— EXERCISE INSTRUCTIONS —
Repeat the material exactly, every line of it.

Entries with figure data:
━━━━━━━━━━

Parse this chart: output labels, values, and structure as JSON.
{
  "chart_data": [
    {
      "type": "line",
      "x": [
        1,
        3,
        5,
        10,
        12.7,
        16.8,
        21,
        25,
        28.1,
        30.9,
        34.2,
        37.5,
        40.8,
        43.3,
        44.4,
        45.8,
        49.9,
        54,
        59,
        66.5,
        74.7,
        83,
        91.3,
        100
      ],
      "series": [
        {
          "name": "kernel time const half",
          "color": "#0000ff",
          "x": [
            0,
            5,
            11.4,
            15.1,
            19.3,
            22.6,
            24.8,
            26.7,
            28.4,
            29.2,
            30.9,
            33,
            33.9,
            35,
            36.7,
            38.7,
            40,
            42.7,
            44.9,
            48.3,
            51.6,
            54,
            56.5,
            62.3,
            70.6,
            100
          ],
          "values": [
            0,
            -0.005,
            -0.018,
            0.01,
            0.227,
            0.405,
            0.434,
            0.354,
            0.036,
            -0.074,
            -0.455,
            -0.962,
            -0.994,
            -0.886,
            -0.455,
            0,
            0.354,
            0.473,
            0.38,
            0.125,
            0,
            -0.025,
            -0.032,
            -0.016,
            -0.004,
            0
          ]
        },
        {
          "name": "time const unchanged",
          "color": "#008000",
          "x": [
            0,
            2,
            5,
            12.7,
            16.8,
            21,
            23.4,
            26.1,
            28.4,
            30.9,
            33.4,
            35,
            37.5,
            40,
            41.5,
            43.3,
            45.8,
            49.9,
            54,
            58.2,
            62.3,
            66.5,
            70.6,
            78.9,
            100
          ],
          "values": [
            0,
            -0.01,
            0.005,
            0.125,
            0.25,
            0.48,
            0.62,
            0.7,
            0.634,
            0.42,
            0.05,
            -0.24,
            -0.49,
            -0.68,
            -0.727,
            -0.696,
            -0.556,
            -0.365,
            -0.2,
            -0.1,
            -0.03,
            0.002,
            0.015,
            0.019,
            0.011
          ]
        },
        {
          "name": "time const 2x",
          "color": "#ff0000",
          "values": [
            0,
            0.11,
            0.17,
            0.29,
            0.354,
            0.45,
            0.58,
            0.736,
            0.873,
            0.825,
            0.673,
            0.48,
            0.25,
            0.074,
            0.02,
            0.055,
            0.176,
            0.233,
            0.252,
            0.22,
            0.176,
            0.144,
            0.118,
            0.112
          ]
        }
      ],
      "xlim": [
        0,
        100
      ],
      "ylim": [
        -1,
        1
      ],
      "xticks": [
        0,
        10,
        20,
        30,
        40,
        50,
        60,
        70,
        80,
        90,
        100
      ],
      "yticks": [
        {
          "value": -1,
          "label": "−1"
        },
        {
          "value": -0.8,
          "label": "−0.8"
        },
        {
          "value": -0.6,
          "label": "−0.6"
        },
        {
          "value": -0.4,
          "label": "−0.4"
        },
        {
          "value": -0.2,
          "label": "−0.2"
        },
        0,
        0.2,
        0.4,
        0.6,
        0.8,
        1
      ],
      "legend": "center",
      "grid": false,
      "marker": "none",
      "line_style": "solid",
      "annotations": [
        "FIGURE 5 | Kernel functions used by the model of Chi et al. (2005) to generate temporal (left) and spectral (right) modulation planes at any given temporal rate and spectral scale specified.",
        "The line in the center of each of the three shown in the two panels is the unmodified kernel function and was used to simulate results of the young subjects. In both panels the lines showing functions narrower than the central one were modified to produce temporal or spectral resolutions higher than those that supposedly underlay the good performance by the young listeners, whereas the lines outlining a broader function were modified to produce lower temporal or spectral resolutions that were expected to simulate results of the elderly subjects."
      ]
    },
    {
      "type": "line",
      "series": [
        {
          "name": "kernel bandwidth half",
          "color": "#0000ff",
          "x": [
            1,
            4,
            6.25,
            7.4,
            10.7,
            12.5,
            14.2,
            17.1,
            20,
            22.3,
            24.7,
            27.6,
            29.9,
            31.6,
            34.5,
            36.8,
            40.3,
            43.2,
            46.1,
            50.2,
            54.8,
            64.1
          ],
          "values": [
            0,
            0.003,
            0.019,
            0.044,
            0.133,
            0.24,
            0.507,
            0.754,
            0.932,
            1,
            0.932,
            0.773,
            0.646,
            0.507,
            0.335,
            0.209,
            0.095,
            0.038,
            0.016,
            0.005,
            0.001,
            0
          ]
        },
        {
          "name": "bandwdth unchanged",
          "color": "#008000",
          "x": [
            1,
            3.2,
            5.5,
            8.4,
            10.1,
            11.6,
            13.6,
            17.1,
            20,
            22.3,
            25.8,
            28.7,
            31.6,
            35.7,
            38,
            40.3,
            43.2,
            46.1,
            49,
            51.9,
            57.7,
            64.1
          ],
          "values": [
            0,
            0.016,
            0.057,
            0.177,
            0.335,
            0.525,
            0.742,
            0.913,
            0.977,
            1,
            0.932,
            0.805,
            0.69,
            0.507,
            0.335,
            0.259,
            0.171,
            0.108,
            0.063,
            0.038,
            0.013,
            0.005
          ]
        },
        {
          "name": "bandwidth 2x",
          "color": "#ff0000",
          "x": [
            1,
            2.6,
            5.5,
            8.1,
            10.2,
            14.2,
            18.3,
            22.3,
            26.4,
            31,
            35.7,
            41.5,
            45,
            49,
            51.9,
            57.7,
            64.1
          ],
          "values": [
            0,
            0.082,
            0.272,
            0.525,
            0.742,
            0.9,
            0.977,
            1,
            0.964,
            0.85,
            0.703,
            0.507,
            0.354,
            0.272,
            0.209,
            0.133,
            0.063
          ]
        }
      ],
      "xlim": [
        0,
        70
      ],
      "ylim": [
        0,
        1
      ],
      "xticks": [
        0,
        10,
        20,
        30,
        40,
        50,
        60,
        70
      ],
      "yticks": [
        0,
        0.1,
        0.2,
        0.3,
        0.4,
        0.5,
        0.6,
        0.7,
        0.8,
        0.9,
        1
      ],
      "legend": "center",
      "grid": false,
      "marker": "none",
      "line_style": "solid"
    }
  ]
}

━━━━━━━━━━

— WRITTEN REPLY —
Parse this chart: output labels, values, and structure as JSON.
{
  "chart_data": [
    {
      "type": "line",
      "x": [
        1,
        3,
        5,
        10,
        12.7,
        16.8,
        21,
        25,
        28.1,
        30.9,
        34.2,
        37.5,
        40.8,
        43.3,
        44.4,
        45.8,
        49.9,
        54,
        59,
        66.5,
        74.7,
        83,
        91.3,
        100
      ],
      "series": [
        {
          "name": "kernel time const half",
          "color": "#0000ff",
          "x": [
            0,
            5,
            11.4,
            15.1,
            19.3,
            22.6,
            24.8,
            26.7,
            28.4,
            29.2,
            30.9,
            33,
            33.9,
            35,
            36.7,
            38.7,
            40,
            42.7,
            44.9,
            48.3,
            51.6,
            54,
            56.5,
            62.3,
            70.6,
            100
          ],
          "values": [
            0,
            -0.005,
            -0.018,
            0.01,
            0.227,
            0.405,
            0.434,
            0.354,
            0.036,
            -0.074,
            -0.455,
            -0.962,
            -0.994,
            -0.886,
            -0.455,
            0,
            0.354,
            0.473,
            0.38,
            0.125,
            0,
            -0.025,
            -0.032,
            -0.016,
            -0.004,
            0
          ]
        },
        {
          "name": "time const unchanged",
          "color": "#008000",
          "x": [
            0,
            2,
            5,
            12.7,
            16.8,
            21,
            23.4,
            26.1,
            28.4,
            30.9,
            33.4,
            35,
            37.5,
            40,
            41.5,
            43.3,
            45.8,
            49.9,
            54,
            58.2,
            62.3,
            66.5,
            70.6,
            78.9,
            100
          ],
          "values": [
            0,
            -0.01,
            0.005,
            0.125,
            0.25,
            0.48,
            0.62,
            0.7,
            0.634,
            0.42,
            0.05,
            -0.24,
            -0.49,
            -0.68,
            -0.727,
            -0.696,
            -0.556,
            -0.365,
            -0.2,
            -0.1,
            -0.03,
            0.002,
            0.015,
            0.019,
            0.011
          ]
        },
        {
          "name": "time const 2x",
          "color": "#ff0000",
          "values": [
            0,
            0.11,
            0.17,
            0.29,
            0.354,
            0.45,
            0.58,
            0.736,
            0.873,
            0.825,
            0.673,
            0.48,
            0.25,
            0.074,
            0.02,
            0.055,
            0.176,
            0.233,
            0.252,
            0.22,
            0.176,
            0.144,
            0.118,
            0.112
          ]
        }
      ],
      "xlim": [
        0,
        100
      ],
      "ylim": [
        -1,
        1
      ],
      "xticks": [
        0,
        10,
        20,
        30,
        40,
        50,
        60,
        70,
        80,
        90,
        100
      ],
      "yticks": [
        {
          "value": -1,
          "label": "−1"
        },
        {
          "value": -0.8,
          "label": "−0.8"
        },
        {
          "value": -0.6,
          "label": "−0.6"
        },
        {
          "value": -0.4,
          "label": "−0.4"
        },
        {
          "value": -0.2,
          "label": "−0.2"
        },
        0,
        0.2,
        0.4,
        0.6,
        0.8,
        1
      ],
      "legend": "center",
      "grid": false,
      "marker": "none",
      "line_style": "solid",
      "annotations": [
        "FIGURE 5 | Kernel functions used by the model of Chi et al. (2005) to generate temporal (left) and spectral (right) modulation planes at any given temporal rate and spectral scale specified.",
        "The line in the center of each of the three shown in the two panels is the unmodified kernel function and was used to simulate results of the young subjects. In both panels the lines showing functions narrower than the central one were modified to produce temporal or spectral resolutions higher than those that supposedly underlay the good performance by the young listeners, whereas the lines outlining a broader function were modified to produce lower temporal or spectral resolutions that were expected to simulate results of the elderly subjects."
      ]
    },
    {
      "type": "line",
      "series": [
        {
          "name": "kernel bandwidth half",
          "color": "#0000ff",
          "x": [
            1,
            4,
            6.25,
            7.4,
            10.7,
            12.5,
            14.2,
            17.1,
            20,
            22.3,
            24.7,
            27.6,
            29.9,
            31.6,
            34.5,
            36.8,
            40.3,
            43.2,
            46.1,
            50.2,
            54.8,
            64.1
          ],
          "values": [
            0,
            0.003,
            0.019,
            0.044,
            0.133,
            0.24,
            0.507,
            0.754,
            0.932,
            1,
            0.932,
            0.773,
            0.646,
            0.507,
            0.335,
            0.209,
            0.095,
            0.038,
            0.016,
            0.005,
            0.001,
            0
          ]
        },
        {
          "name": "bandwdth unchanged",
          "color": "#008000",
          "x": [
            1,
            3.2,
            5.5,
            8.4,
            10.1,
            11.6,
            13.6,
            17.1,
            20,
            22.3,
            25.8,
            28.7,
            31.6,
            35.7,
            38,
            40.3,
            43.2,
            46.1,
            49,
            51.9,
            57.7,
            64.1
          ],
          "values": [
            0,
            0.016,
            0.057,
            0.177,
            0.335,
            0.525,
            0.742,
            0.913,
            0.977,
            1,
            0.932,
            0.805,
            0.69,
            0.507,
            0.335,
            0.259,
            0.171,
            0.108,
            0.063,
            0.038,
            0.013,
            0.005
          ]
        },
        {
          "name": "bandwidth 2x",
          "color": "#ff0000",
          "x": [
            1,
            2.6,
            5.5,
            8.1,
            10.2,
            14.2,
            18.3,
            22.3,
            26.4,
            31,
            35.7,
            41.5,
            45,
            49,
            51.9,
            57.7,
            64.1
          ],
          "values": [
            0,
            0.082,
            0.272,
            0.525,
            0.742,
            0.9,
            0.977,
            1,
            0.964,
            0.85,
            0.703,
            0.507,
            0.354,
            0.272,
            0.209,
            0.133,
            0.063
          ]
        }
      ],
      "xlim": [
        0,
        70
      ],
      "ylim": [
        0,
        1
      ],
      "xticks": [
        0,
        10,
        20,
        30,
        40,
        50,
        60,
        70
      ],
      "yticks": [
        0,
        0.1,
        0.2,
        0.3,
        0.4,
        0.5,
        0.6,
        0.7,
        0.8,
        0.9,
        1
      ],
      "legend": "center",
      "grid": false,
      "marker": "none",
      "line_style": "solid"
    }
  ]
}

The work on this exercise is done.